Directions for this task: Identify all lines in the data containing the string "Иные". Copy them out.

>> START Input rows

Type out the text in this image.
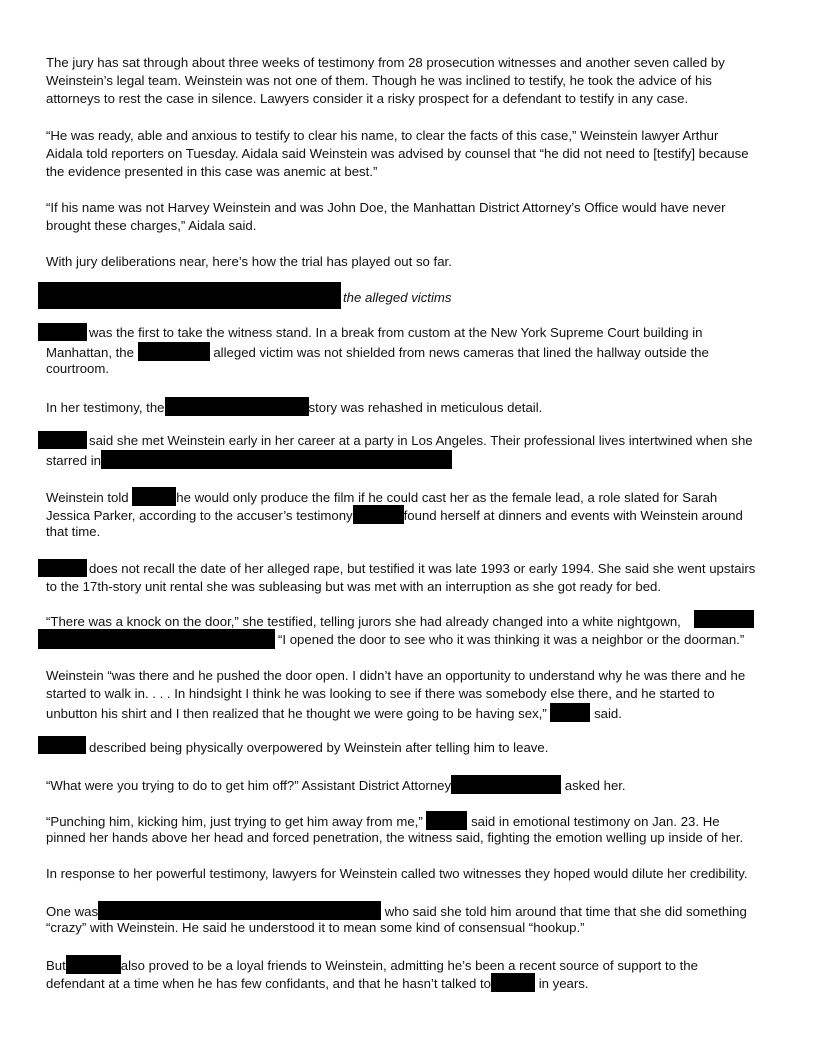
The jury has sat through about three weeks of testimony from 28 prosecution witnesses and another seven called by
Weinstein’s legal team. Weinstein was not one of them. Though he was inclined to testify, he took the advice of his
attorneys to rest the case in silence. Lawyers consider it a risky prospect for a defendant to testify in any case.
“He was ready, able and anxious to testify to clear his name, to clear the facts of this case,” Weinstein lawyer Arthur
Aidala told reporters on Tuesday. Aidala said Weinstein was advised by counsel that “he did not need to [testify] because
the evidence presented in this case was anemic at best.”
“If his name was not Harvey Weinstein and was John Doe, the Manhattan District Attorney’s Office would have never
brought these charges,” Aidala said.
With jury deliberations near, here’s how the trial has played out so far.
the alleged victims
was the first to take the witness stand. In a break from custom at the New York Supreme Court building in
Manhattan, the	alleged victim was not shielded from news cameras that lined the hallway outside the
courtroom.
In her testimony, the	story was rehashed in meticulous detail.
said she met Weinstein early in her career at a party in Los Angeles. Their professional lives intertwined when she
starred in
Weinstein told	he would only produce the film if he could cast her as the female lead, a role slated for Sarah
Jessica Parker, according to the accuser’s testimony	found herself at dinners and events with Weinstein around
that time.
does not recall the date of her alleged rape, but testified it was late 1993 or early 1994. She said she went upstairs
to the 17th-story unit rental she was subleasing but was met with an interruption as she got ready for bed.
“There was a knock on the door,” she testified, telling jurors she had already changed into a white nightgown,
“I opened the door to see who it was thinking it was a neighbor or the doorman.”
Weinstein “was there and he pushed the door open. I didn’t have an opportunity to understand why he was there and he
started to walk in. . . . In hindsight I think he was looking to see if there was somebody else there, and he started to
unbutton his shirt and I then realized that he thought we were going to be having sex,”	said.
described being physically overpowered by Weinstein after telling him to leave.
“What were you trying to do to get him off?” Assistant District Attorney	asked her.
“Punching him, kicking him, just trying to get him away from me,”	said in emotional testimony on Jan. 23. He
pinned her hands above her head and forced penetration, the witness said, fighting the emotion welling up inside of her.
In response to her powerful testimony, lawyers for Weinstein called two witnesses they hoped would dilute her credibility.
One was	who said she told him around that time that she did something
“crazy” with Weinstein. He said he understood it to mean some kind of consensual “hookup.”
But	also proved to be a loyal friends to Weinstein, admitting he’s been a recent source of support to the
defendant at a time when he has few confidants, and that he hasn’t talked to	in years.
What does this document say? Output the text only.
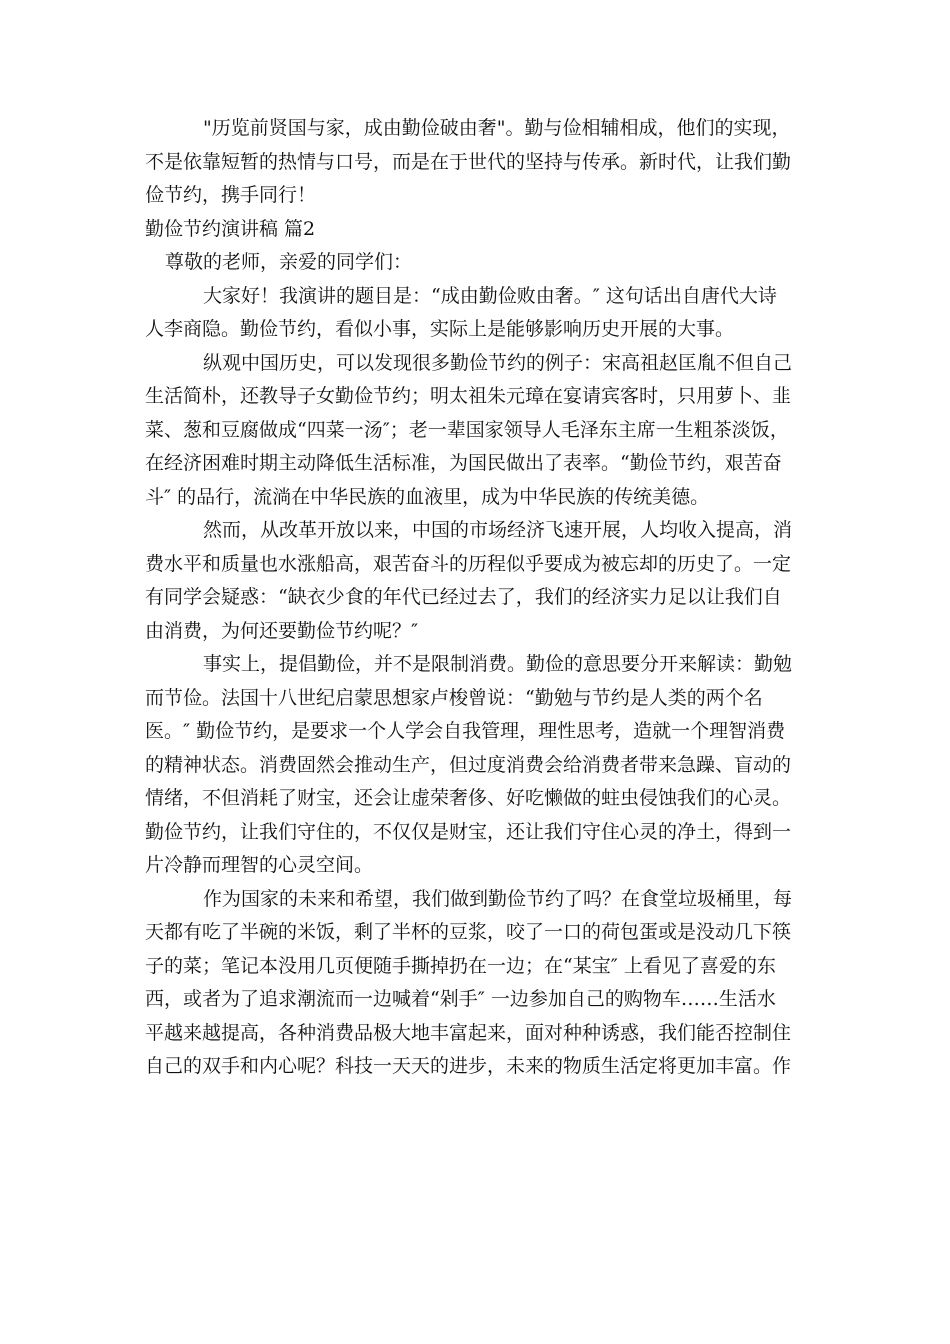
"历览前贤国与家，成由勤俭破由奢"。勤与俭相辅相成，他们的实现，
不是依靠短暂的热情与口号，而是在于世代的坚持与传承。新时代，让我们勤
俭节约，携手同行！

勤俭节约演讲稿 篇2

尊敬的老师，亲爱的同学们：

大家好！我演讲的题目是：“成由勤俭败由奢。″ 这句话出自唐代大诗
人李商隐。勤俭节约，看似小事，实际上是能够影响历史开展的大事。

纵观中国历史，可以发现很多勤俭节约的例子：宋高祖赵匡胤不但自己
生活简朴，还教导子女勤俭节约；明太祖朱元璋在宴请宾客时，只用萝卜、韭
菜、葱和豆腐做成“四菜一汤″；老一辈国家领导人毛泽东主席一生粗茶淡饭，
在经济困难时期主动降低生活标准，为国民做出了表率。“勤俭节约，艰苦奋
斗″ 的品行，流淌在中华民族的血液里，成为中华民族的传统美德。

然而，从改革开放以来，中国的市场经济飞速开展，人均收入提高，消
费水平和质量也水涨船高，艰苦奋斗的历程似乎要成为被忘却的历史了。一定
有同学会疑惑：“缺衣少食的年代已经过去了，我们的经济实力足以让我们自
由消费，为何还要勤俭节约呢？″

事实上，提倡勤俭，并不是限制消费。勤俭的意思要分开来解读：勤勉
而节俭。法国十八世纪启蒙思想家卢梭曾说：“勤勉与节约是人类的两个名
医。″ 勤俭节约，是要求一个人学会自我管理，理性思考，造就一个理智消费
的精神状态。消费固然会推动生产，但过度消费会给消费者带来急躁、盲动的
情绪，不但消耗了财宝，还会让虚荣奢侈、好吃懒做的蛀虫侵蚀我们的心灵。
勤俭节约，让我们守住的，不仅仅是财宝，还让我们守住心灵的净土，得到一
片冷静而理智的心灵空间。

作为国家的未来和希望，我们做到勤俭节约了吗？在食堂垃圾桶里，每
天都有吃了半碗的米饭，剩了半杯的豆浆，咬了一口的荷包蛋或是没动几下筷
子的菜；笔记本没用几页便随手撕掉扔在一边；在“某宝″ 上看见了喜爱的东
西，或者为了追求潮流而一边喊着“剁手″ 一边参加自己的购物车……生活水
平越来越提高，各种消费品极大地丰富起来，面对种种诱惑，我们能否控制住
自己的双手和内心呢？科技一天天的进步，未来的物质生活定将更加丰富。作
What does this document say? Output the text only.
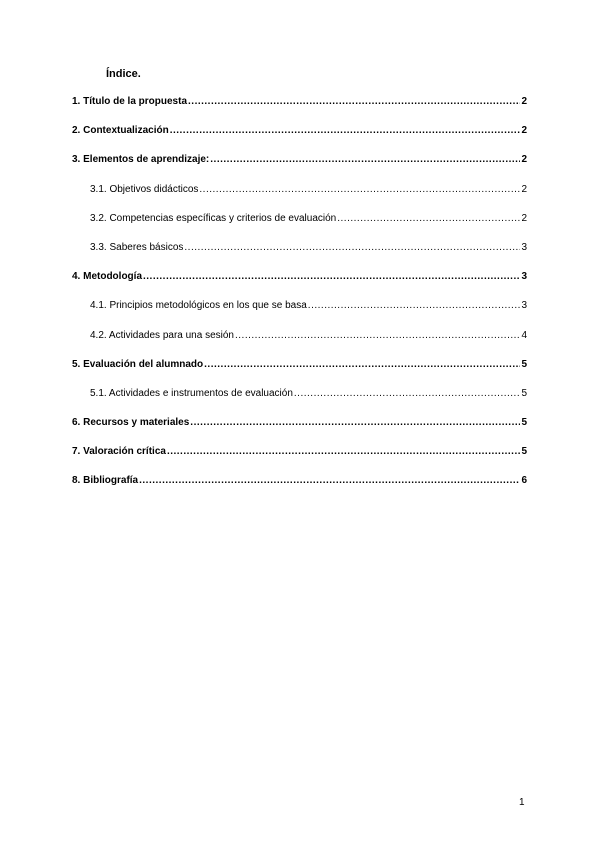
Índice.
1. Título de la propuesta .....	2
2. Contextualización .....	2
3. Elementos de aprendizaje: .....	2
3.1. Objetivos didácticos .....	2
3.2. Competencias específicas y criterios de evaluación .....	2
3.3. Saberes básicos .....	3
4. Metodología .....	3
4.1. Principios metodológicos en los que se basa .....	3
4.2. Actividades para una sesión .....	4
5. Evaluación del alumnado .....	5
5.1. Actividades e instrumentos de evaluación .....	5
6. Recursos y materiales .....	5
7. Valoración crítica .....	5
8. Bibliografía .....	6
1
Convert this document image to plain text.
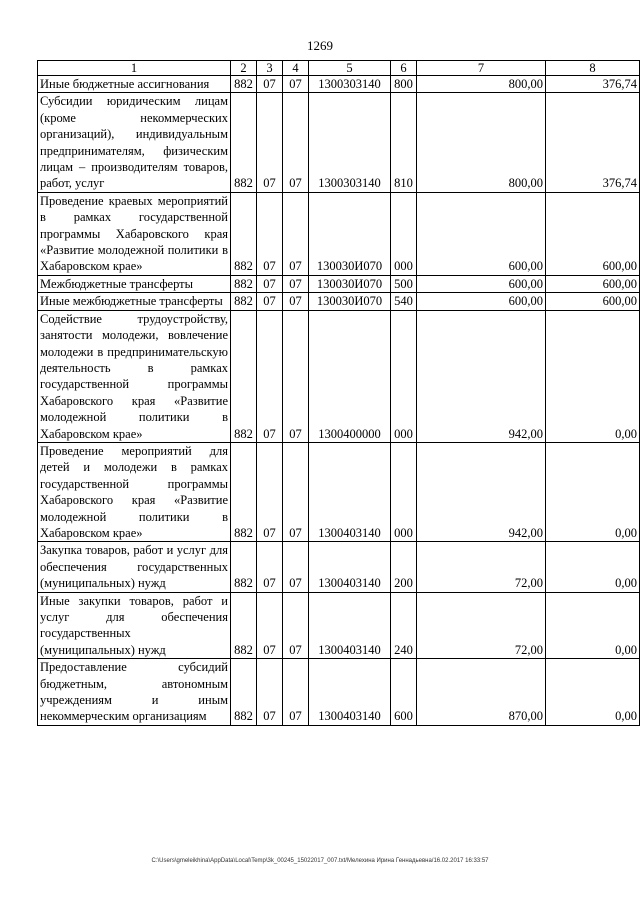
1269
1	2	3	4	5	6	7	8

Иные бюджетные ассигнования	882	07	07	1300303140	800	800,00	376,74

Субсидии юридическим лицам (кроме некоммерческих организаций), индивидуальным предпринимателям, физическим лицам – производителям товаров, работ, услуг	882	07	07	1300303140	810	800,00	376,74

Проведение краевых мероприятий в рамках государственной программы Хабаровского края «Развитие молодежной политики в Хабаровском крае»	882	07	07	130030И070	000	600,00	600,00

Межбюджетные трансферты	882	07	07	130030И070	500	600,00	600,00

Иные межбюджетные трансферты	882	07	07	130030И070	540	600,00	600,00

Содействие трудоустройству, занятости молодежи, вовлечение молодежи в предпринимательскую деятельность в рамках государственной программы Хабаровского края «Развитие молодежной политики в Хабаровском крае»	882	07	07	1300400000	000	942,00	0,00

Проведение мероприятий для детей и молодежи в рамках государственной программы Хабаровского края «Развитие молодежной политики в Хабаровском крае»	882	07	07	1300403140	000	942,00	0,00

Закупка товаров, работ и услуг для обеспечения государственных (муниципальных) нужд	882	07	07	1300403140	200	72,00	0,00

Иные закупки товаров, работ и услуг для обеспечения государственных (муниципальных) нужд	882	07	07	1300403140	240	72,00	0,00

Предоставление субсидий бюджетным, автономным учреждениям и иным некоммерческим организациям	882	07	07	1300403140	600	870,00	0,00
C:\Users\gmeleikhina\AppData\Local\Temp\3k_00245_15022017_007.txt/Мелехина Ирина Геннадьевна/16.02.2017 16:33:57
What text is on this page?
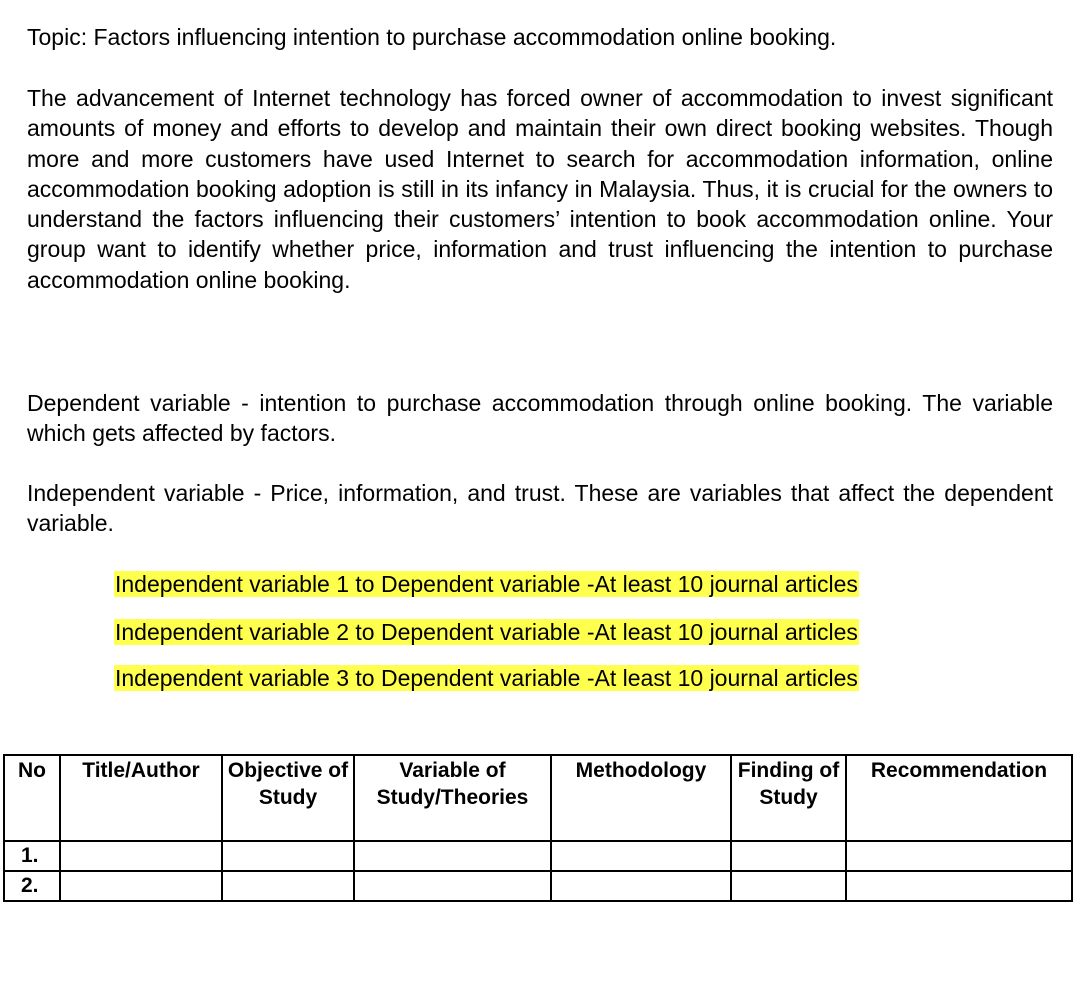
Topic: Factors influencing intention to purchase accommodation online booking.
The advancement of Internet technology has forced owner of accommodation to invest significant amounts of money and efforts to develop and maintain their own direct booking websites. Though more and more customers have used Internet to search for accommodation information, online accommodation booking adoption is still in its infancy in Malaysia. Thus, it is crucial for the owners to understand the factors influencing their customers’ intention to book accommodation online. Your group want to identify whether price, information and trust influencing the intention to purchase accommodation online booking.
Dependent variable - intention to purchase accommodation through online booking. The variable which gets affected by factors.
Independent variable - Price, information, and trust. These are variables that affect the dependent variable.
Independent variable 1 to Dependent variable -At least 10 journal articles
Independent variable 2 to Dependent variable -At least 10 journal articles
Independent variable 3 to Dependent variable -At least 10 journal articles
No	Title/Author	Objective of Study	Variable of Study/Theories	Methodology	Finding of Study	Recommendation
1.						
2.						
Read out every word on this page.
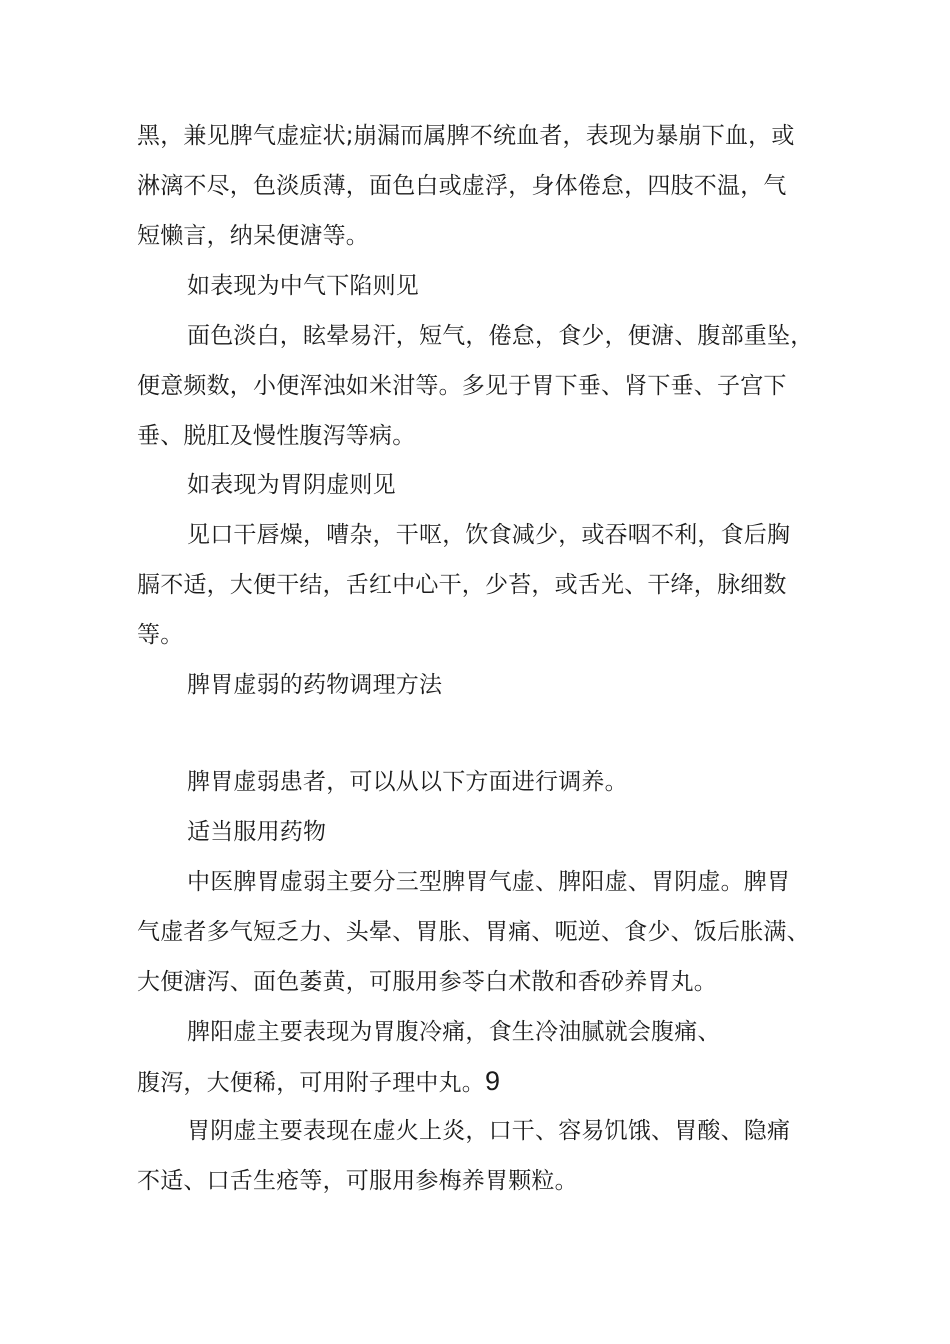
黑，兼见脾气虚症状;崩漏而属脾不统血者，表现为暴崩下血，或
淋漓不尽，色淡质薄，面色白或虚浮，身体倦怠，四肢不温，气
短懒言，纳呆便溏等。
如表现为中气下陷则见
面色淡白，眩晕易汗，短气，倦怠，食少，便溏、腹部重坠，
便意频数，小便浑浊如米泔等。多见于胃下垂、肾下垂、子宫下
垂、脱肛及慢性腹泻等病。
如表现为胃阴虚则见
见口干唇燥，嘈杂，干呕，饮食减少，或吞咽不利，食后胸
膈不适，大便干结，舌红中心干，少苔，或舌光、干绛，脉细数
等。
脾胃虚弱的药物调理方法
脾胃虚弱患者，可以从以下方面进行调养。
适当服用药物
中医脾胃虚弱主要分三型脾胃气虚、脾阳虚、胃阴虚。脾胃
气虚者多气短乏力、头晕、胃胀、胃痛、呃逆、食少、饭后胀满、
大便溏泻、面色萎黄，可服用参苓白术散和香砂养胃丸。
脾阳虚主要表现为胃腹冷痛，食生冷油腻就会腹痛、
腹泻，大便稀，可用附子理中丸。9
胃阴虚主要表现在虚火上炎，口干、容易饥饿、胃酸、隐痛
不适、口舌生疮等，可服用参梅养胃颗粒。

>> END Input rows

Exercise solution:
Иные бюджетные ассигнования	882	07	07	1300303140	800	800,00	376,74
Иные межбюджетные трансферты	882	07	07	130030И070	540	600,00	600,00
Иные закупки товаров, работ и услуг для обеспечения государственных (муниципальных) нужд	882	07	07	1300403140	240	72,00	0,00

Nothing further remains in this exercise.